EXERCISE PROMPT: Reply with the count of lines holding "Васильевич", nothing more.
-- START --
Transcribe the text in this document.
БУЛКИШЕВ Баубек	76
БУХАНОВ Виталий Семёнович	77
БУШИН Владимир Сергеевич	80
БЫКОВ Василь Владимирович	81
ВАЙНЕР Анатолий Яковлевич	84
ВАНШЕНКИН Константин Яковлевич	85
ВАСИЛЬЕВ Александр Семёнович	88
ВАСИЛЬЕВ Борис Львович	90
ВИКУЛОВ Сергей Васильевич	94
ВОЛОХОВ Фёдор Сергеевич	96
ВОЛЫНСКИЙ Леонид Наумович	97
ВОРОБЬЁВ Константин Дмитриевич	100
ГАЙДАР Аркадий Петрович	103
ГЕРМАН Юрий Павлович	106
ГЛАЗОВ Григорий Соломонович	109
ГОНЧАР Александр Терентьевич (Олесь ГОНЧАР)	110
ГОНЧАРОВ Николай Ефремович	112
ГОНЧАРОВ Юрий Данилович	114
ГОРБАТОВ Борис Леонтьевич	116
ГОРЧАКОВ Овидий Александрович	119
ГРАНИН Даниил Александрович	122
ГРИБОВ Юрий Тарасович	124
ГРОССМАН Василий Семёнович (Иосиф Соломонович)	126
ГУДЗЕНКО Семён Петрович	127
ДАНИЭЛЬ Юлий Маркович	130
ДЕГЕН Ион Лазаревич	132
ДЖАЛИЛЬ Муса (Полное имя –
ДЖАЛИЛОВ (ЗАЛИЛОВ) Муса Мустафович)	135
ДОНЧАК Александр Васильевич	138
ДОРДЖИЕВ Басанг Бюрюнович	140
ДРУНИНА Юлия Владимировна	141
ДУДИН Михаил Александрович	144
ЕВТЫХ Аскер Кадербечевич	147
-- END --
RESPONSE TO THIS TASK: 2